* start Materials provided *
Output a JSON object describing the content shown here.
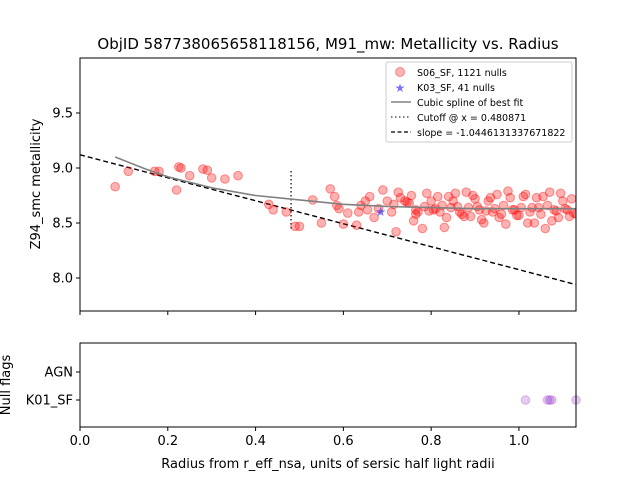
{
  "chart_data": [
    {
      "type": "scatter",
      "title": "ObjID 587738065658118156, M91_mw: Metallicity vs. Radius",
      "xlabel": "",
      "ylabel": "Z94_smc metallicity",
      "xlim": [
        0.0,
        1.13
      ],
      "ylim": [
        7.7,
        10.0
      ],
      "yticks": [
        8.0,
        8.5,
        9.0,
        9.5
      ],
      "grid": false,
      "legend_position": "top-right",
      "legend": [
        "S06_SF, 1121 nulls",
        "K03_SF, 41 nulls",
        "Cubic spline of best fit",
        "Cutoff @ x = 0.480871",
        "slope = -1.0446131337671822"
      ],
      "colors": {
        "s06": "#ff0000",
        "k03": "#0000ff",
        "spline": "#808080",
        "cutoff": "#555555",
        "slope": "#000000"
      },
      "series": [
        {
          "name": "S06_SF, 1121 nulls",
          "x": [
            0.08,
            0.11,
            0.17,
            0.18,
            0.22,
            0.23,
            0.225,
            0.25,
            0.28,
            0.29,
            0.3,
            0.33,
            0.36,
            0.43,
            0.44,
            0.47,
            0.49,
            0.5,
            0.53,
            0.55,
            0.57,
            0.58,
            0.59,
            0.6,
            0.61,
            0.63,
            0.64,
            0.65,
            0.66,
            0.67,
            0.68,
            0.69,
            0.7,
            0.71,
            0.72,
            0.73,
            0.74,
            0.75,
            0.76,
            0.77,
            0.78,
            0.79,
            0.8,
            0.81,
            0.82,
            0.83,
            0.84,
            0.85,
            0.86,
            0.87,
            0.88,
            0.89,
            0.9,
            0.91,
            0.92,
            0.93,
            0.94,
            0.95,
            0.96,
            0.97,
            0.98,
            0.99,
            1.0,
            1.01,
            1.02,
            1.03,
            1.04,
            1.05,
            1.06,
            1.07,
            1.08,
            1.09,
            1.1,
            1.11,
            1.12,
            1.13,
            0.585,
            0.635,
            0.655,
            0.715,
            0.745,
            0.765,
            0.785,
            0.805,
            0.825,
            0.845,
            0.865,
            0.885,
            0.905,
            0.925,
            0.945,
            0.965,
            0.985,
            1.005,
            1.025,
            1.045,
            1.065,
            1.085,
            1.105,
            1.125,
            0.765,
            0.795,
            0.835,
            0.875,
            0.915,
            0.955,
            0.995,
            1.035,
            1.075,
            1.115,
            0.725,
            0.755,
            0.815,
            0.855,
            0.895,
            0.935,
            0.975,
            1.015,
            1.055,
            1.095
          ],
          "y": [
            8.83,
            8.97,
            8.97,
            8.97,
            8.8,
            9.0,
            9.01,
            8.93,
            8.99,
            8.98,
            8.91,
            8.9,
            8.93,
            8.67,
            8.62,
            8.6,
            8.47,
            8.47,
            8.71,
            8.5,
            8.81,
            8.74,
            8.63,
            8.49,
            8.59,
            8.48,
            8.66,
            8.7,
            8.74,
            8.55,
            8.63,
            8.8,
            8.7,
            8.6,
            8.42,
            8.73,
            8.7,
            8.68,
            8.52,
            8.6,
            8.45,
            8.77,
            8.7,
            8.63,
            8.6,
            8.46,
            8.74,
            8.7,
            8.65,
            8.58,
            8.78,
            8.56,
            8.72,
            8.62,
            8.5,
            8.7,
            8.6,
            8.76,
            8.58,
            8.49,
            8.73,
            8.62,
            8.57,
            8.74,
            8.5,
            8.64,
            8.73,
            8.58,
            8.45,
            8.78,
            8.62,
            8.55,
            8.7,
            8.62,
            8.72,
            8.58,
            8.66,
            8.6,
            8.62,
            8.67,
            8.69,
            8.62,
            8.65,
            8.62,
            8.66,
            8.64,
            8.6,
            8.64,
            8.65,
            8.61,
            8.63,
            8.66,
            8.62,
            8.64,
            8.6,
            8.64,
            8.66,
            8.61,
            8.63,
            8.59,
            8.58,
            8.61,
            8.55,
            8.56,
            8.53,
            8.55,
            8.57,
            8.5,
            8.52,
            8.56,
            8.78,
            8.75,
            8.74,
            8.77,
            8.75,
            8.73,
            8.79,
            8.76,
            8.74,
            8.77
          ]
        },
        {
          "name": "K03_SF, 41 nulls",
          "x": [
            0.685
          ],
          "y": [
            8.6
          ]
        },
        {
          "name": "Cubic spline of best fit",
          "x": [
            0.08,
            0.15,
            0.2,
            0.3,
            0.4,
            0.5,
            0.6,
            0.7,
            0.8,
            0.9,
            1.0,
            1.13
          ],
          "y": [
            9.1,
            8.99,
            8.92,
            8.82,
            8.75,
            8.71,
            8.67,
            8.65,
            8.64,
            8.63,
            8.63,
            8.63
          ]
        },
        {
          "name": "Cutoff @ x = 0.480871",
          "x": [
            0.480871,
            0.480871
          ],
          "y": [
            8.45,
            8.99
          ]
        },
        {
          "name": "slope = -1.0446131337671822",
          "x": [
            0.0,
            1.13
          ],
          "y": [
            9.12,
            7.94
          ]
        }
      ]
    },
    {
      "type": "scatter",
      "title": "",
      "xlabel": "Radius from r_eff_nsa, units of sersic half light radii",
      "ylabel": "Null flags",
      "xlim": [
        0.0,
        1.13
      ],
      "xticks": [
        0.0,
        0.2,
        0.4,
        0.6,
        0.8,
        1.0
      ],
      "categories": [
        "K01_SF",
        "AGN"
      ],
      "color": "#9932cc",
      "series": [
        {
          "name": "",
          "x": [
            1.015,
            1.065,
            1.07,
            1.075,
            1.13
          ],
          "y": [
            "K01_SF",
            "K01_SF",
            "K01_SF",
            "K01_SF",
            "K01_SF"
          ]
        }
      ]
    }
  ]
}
* end Materials provided *
### Short task
Without including any picture, retype the entries exactly.

### Final result
Output a JSON object describing the content shown here.
{
  "chart_data": [
    {
      "type": "scatter",
      "title": "ObjID 587738065658118156, M91_mw: Metallicity vs. Radius",
      "xlabel": "",
      "ylabel": "Z94_smc metallicity",
      "xlim": [
        0.0,
        1.13
      ],
      "ylim": [
        7.7,
        10.0
      ],
      "yticks": [
        8.0,
        8.5,
        9.0,
        9.5
      ],
      "grid": false,
      "legend_position": "top-right",
      "legend": [
        "S06_SF, 1121 nulls",
        "K03_SF, 41 nulls",
        "Cubic spline of best fit",
        "Cutoff @ x = 0.480871",
        "slope = -1.0446131337671822"
      ],
      "colors": {
        "s06": "#ff0000",
        "k03": "#0000ff",
        "spline": "#808080",
        "cutoff": "#555555",
        "slope": "#000000"
      },
      "series": [
        {
          "name": "S06_SF, 1121 nulls",
          "x": [
            0.08,
            0.11,
            0.17,
            0.18,
            0.22,
            0.23,
            0.225,
            0.25,
            0.28,
            0.29,
            0.3,
            0.33,
            0.36,
            0.43,
            0.44,
            0.47,
            0.49,
            0.5,
            0.53,
            0.55,
            0.57,
            0.58,
            0.59,
            0.6,
            0.61,
            0.63,
            0.64,
            0.65,
            0.66,
            0.67,
            0.68,
            0.69,
            0.7,
            0.71,
            0.72,
            0.73,
            0.74,
            0.75,
            0.76,
            0.77,
            0.78,
            0.79,
            0.8,
            0.81,
            0.82,
            0.83,
            0.84,
            0.85,
            0.86,
            0.87,
            0.88,
            0.89,
            0.9,
            0.91,
            0.92,
            0.93,
            0.94,
            0.95,
            0.96,
            0.97,
            0.98,
            0.99,
            1.0,
            1.01,
            1.02,
            1.03,
            1.04,
            1.05,
            1.06,
            1.07,
            1.08,
            1.09,
            1.1,
            1.11,
            1.12,
            1.13,
            0.585,
            0.635,
            0.655,
            0.715,
            0.745,
            0.765,
            0.785,
            0.805,
            0.825,
            0.845,
            0.865,
            0.885,
            0.905,
            0.925,
            0.945,
            0.965,
            0.985,
            1.005,
            1.025,
            1.045,
            1.065,
            1.085,
            1.105,
            1.125,
            0.765,
            0.795,
            0.835,
            0.875,
            0.915,
            0.955,
            0.995,
            1.035,
            1.075,
            1.115,
            0.725,
            0.755,
            0.815,
            0.855,
            0.895,
            0.935,
            0.975,
            1.015,
            1.055,
            1.095
          ],
          "y": [
            8.83,
            8.97,
            8.97,
            8.97,
            8.8,
            9.0,
            9.01,
            8.93,
            8.99,
            8.98,
            8.91,
            8.9,
            8.93,
            8.67,
            8.62,
            8.6,
            8.47,
            8.47,
            8.71,
            8.5,
            8.81,
            8.74,
            8.63,
            8.49,
            8.59,
            8.48,
            8.66,
            8.7,
            8.74,
            8.55,
            8.63,
            8.8,
            8.7,
            8.6,
            8.42,
            8.73,
            8.7,
            8.68,
            8.52,
            8.6,
            8.45,
            8.77,
            8.7,
            8.63,
            8.6,
            8.46,
            8.74,
            8.7,
            8.65,
            8.58,
            8.78,
            8.56,
            8.72,
            8.62,
            8.5,
            8.7,
            8.6,
            8.76,
            8.58,
            8.49,
            8.73,
            8.62,
            8.57,
            8.74,
            8.5,
            8.64,
            8.73,
            8.58,
            8.45,
            8.78,
            8.62,
            8.55,
            8.7,
            8.62,
            8.72,
            8.58,
            8.66,
            8.6,
            8.62,
            8.67,
            8.69,
            8.62,
            8.65,
            8.62,
            8.66,
            8.64,
            8.6,
            8.64,
            8.65,
            8.61,
            8.63,
            8.66,
            8.62,
            8.64,
            8.6,
            8.64,
            8.66,
            8.61,
            8.63,
            8.59,
            8.58,
            8.61,
            8.55,
            8.56,
            8.53,
            8.55,
            8.57,
            8.5,
            8.52,
            8.56,
            8.78,
            8.75,
            8.74,
            8.77,
            8.75,
            8.73,
            8.79,
            8.76,
            8.74,
            8.77
          ]
        },
        {
          "name": "K03_SF, 41 nulls",
          "x": [
            0.685
          ],
          "y": [
            8.6
          ]
        },
        {
          "name": "Cubic spline of best fit",
          "x": [
            0.08,
            0.15,
            0.2,
            0.3,
            0.4,
            0.5,
            0.6,
            0.7,
            0.8,
            0.9,
            1.0,
            1.13
          ],
          "y": [
            9.1,
            8.99,
            8.92,
            8.82,
            8.75,
            8.71,
            8.67,
            8.65,
            8.64,
            8.63,
            8.63,
            8.63
          ]
        },
        {
          "name": "Cutoff @ x = 0.480871",
          "x": [
            0.480871,
            0.480871
          ],
          "y": [
            8.45,
            8.99
          ]
        },
        {
          "name": "slope = -1.0446131337671822",
          "x": [
            0.0,
            1.13
          ],
          "y": [
            9.12,
            7.94
          ]
        }
      ]
    },
    {
      "type": "scatter",
      "title": "",
      "xlabel": "Radius from r_eff_nsa, units of sersic half light radii",
      "ylabel": "Null flags",
      "xlim": [
        0.0,
        1.13
      ],
      "xticks": [
        0.0,
        0.2,
        0.4,
        0.6,
        0.8,
        1.0
      ],
      "categories": [
        "K01_SF",
        "AGN"
      ],
      "color": "#9932cc",
      "series": [
        {
          "name": "",
          "x": [
            1.015,
            1.065,
            1.07,
            1.075,
            1.13
          ],
          "y": [
            "K01_SF",
            "K01_SF",
            "K01_SF",
            "K01_SF",
            "K01_SF"
          ]
        }
      ]
    }
  ]
}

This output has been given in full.